**Aim of the exercise**
Select every line holding the word "true" and copy it.

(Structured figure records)
####

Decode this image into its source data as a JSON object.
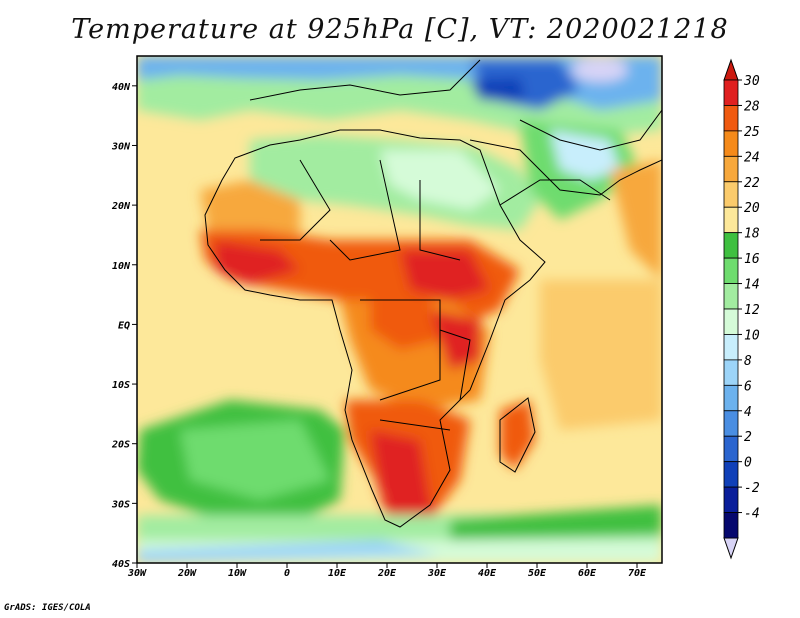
{
  "title": "Temperature at 925hPa [C], VT: 2020021218",
  "credit": "GrADS: IGES/COLA",
  "chart_data": {
    "type": "heatmap",
    "variable": "Temperature at 925hPa",
    "units": "C",
    "valid_time": "2020021218",
    "xlim": [
      -30,
      75
    ],
    "ylim": [
      -40,
      45
    ],
    "x_ticks": [
      {
        "value": -30,
        "label": "30W"
      },
      {
        "value": -20,
        "label": "20W"
      },
      {
        "value": -10,
        "label": "10W"
      },
      {
        "value": 0,
        "label": "0"
      },
      {
        "value": 10,
        "label": "10E"
      },
      {
        "value": 20,
        "label": "20E"
      },
      {
        "value": 30,
        "label": "30E"
      },
      {
        "value": 40,
        "label": "40E"
      },
      {
        "value": 50,
        "label": "50E"
      },
      {
        "value": 60,
        "label": "60E"
      },
      {
        "value": 70,
        "label": "70E"
      }
    ],
    "y_ticks": [
      {
        "value": 40,
        "label": "40N"
      },
      {
        "value": 30,
        "label": "30N"
      },
      {
        "value": 20,
        "label": "20N"
      },
      {
        "value": 10,
        "label": "10N"
      },
      {
        "value": 0,
        "label": "EQ"
      },
      {
        "value": -10,
        "label": "10S"
      },
      {
        "value": -20,
        "label": "20S"
      },
      {
        "value": -30,
        "label": "30S"
      },
      {
        "value": -40,
        "label": "40S"
      }
    ],
    "colorbar": {
      "labels": [
        "30",
        "28",
        "25",
        "24",
        "22",
        "20",
        "18",
        "16",
        "14",
        "12",
        "10",
        "8",
        "6",
        "4",
        "2",
        "0",
        "-2",
        "-4"
      ],
      "colors": [
        "#e02020",
        "#f05a10",
        "#f58a1a",
        "#f7a83c",
        "#fbcb6c",
        "#fde89a",
        "#3fc040",
        "#6edc6e",
        "#a2eca0",
        "#d5fbd8",
        "#c8eefc",
        "#9cd4f8",
        "#6cb2ee",
        "#4a8ee2",
        "#2b65cf",
        "#1040b8",
        "#0a1e9a",
        "#06086e"
      ],
      "top_arrow_color": "#cc1a10",
      "bottom_arrow_color": "#d8d4f6"
    }
  }
}
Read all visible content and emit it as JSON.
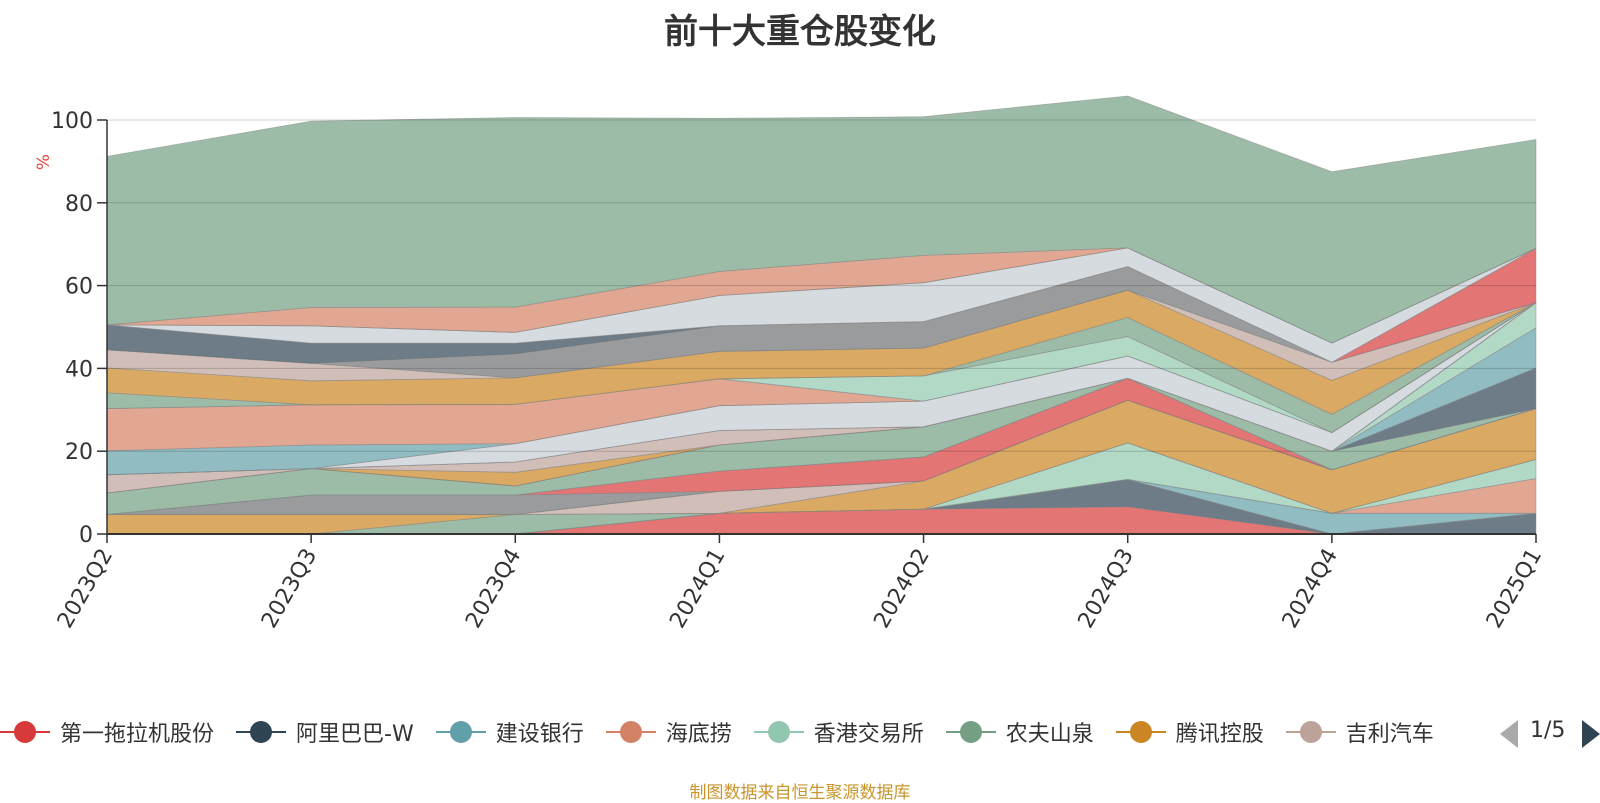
{
  "title": "前十大重仓股变化",
  "unit": "%",
  "source": "制图数据来自恒生聚源数据库",
  "pager": {
    "text": "1/5"
  },
  "legend": [
    {
      "name": "第一拖拉机股份",
      "color": "#d73a3a"
    },
    {
      "name": "阿里巴巴-W",
      "color": "#2f4554"
    },
    {
      "name": "建设银行",
      "color": "#61a0a8"
    },
    {
      "name": "海底捞",
      "color": "#d48265"
    },
    {
      "name": "香港交易所",
      "color": "#91c7ae"
    },
    {
      "name": "农夫山泉",
      "color": "#749f83"
    },
    {
      "name": "腾讯控股",
      "color": "#ca8622"
    },
    {
      "name": "吉利汽车",
      "color": "#bda29a"
    }
  ],
  "chart_data": {
    "type": "area",
    "stacked": true,
    "title": "前十大重仓股变化",
    "ylabel": "%",
    "ylim": [
      0,
      100
    ],
    "yticks": [
      0,
      20,
      40,
      60,
      80,
      100
    ],
    "categories": [
      "2023Q2",
      "2023Q3",
      "2023Q4",
      "2024Q1",
      "2024Q2",
      "2024Q3",
      "2024Q4",
      "2025Q1"
    ],
    "grid": true,
    "legend_position": "bottom",
    "series": [
      {
        "color": "#d73a3a",
        "values": [
          0,
          0,
          0,
          5,
          6,
          6.6,
          0,
          0
        ]
      },
      {
        "color": "#2f4554",
        "values": [
          0,
          0,
          0,
          0,
          0,
          6.6,
          0,
          5
        ]
      },
      {
        "color": "#61a0a8",
        "values": [
          0,
          0,
          0,
          0,
          0,
          0,
          5,
          0
        ]
      },
      {
        "color": "#d48265",
        "values": [
          0,
          0,
          0,
          0,
          0,
          0,
          0,
          8.4
        ]
      },
      {
        "color": "#91c7ae",
        "values": [
          0,
          0,
          0,
          0,
          0,
          8.8,
          0,
          4.6
        ]
      },
      {
        "color": "#749f83",
        "values": [
          0,
          0,
          4.7,
          0,
          0,
          0,
          0,
          0
        ]
      },
      {
        "color": "#ca8622",
        "values": [
          4.7,
          4.7,
          0,
          0,
          6.8,
          10.3,
          10.5,
          12.3
        ]
      },
      {
        "color": "#bda29a",
        "values": [
          0,
          0,
          0,
          5.3,
          0,
          0,
          0,
          0
        ]
      },
      {
        "color": "#e8d3d3",
        "values": [
          0,
          0,
          0,
          0,
          0,
          0,
          0,
          0
        ]
      },
      {
        "color": "#6e7074",
        "values": [
          0,
          4.7,
          4.7,
          0,
          0,
          0,
          0,
          0
        ]
      },
      {
        "color": "#d73a3a",
        "values": [
          0,
          0,
          0,
          4.9,
          5.8,
          5.3,
          0,
          0
        ]
      },
      {
        "color": "#c4ccd3",
        "values": [
          0,
          0,
          0,
          0,
          0,
          0,
          0,
          0
        ]
      },
      {
        "color": "#749f83",
        "values": [
          5.2,
          6.4,
          2.2,
          6.3,
          7.3,
          0,
          4.5,
          0
        ]
      },
      {
        "color": "#2f4554",
        "values": [
          0,
          0,
          0,
          0,
          0,
          0,
          0,
          9.8
        ]
      },
      {
        "color": "#61a0a8",
        "values": [
          0,
          0,
          0,
          0,
          0,
          0,
          0,
          9.7
        ]
      },
      {
        "color": "#91c7ae",
        "values": [
          0,
          0,
          0,
          0,
          0,
          0,
          0,
          6.1
        ]
      },
      {
        "color": "#ca8622",
        "values": [
          0,
          0,
          3.3,
          0,
          0,
          0,
          0,
          0
        ]
      },
      {
        "color": "#bda29a",
        "values": [
          4.4,
          0,
          2.5,
          3.5,
          0,
          0,
          0,
          0
        ]
      },
      {
        "color": "#d48265",
        "values": [
          0,
          0,
          0,
          0,
          0,
          0,
          0,
          0
        ]
      },
      {
        "color": "#6e7074",
        "values": [
          0,
          0,
          0,
          0,
          0,
          0,
          0,
          0
        ]
      },
      {
        "color": "#c4ccd3",
        "values": [
          0,
          0,
          4.4,
          6,
          6.2,
          5.4,
          4.5,
          0
        ]
      },
      {
        "color": "#61a0a8",
        "values": [
          5.8,
          5.7,
          0,
          0,
          0,
          0,
          0,
          0
        ]
      },
      {
        "color": "#d48265",
        "values": [
          10.2,
          9.7,
          9.5,
          6.5,
          0,
          0,
          0,
          0
        ]
      },
      {
        "color": "#91c7ae",
        "values": [
          0,
          0,
          0,
          0,
          6.1,
          4.7,
          0,
          0
        ]
      },
      {
        "color": "#749f83",
        "values": [
          3.8,
          0,
          0,
          0,
          0,
          4.6,
          4.4,
          0
        ]
      },
      {
        "color": "#ca8622",
        "values": [
          6,
          5.8,
          6.4,
          6.6,
          6.7,
          6.6,
          8.2,
          0
        ]
      },
      {
        "color": "#bda29a",
        "values": [
          4.4,
          4.2,
          0,
          0,
          0,
          0,
          4.4,
          0
        ]
      },
      {
        "color": "#6e7074",
        "values": [
          0,
          0,
          5.8,
          6.2,
          6.4,
          5.7,
          0,
          0
        ]
      },
      {
        "color": "#d73a3a",
        "values": [
          0,
          0,
          0,
          0,
          0,
          0,
          0,
          13.1
        ]
      },
      {
        "color": "#2f4554",
        "values": [
          6,
          4.9,
          2.6,
          0,
          0,
          0,
          0,
          0
        ]
      },
      {
        "color": "#c4ccd3",
        "values": [
          0,
          4.2,
          2.6,
          7.3,
          9.4,
          4.5,
          4.6,
          0
        ]
      },
      {
        "color": "#749f83",
        "values": [
          0,
          0,
          0,
          0,
          0,
          0,
          0,
          0
        ]
      },
      {
        "color": "#d48265",
        "values": [
          0,
          4.4,
          6.1,
          5.8,
          6.6,
          0,
          0,
          0
        ]
      },
      {
        "color": "#749f83",
        "values": [
          40.7,
          45,
          45.8,
          37,
          33.5,
          36.7,
          41.4,
          26.3
        ]
      }
    ]
  }
}
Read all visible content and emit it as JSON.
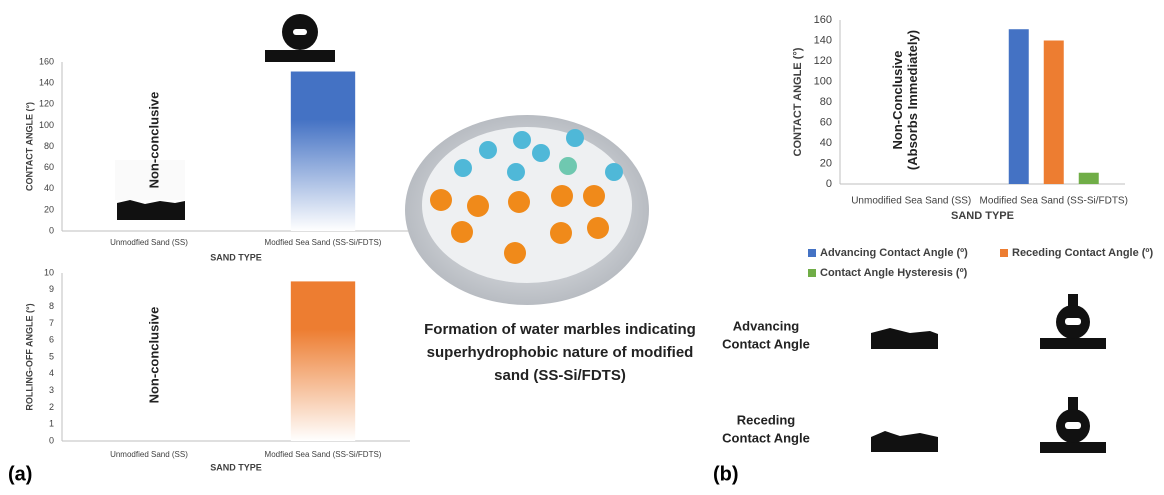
{
  "chart_data": [
    {
      "type": "bar",
      "ylabel": "CONTACT ANGLE (°)",
      "xlabel": "SAND TYPE",
      "categories": [
        "Unmodfied Sand (SS)",
        "Modfied Sea Sand (SS-Si/FDTS)"
      ],
      "values": [
        null,
        151
      ],
      "color": "#4472c4",
      "gradient": true,
      "ylim": [
        0,
        160
      ],
      "yticks": [
        0,
        20,
        40,
        60,
        80,
        100,
        120,
        140,
        160
      ],
      "annotation": [
        "Non-conclusive"
      ]
    },
    {
      "type": "bar",
      "ylabel": "ROLLING-OFF ANGLE (°)",
      "xlabel": "SAND TYPE",
      "categories": [
        "Unmodfied Sand (SS)",
        "Modfied Sea Sand (SS-Si/FDTS)"
      ],
      "values": [
        null,
        9.5
      ],
      "color": "#ed7d31",
      "gradient": true,
      "ylim": [
        0,
        10
      ],
      "yticks": [
        0,
        1,
        2,
        3,
        4,
        5,
        6,
        7,
        8,
        9,
        10
      ],
      "annotation": [
        "Non-conclusive"
      ]
    },
    {
      "type": "grouped_bar",
      "ylabel": "CONTACT ANGLE (°)",
      "xlabel": "SAND TYPE",
      "categories": [
        "Unmodified Sea Sand (SS)",
        "Modified Sea Sand (SS-Si/FDTS)"
      ],
      "series": [
        {
          "name": "Advancing Contact Angle (º)",
          "color": "#4472c4",
          "values": [
            null,
            151
          ]
        },
        {
          "name": "Receding Contact Angle (º)",
          "color": "#ed7d31",
          "values": [
            null,
            140
          ]
        },
        {
          "name": "Contact Angle Hysteresis (º)",
          "color": "#70ad47",
          "values": [
            null,
            11
          ]
        }
      ],
      "ylim": [
        0,
        160
      ],
      "yticks": [
        0,
        20,
        40,
        60,
        80,
        100,
        120,
        140,
        160
      ],
      "annotation": [
        "Non-Conclusive",
        "(Absorbs Immediately)"
      ]
    }
  ],
  "caption": [
    "Formation of water marbles indicating",
    "superhydrophobic nature of modified",
    "sand (SS-Si/FDTS)"
  ],
  "panel_labels": [
    "(a)",
    "(b)"
  ],
  "image_labels": [
    [
      "Advancing",
      "Contact Angle"
    ],
    [
      "Receding",
      "Contact Angle"
    ]
  ]
}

####

**Correct response**
    "stacked": true,
    "grid": true,
      "gradient": true,
      "gradient": true,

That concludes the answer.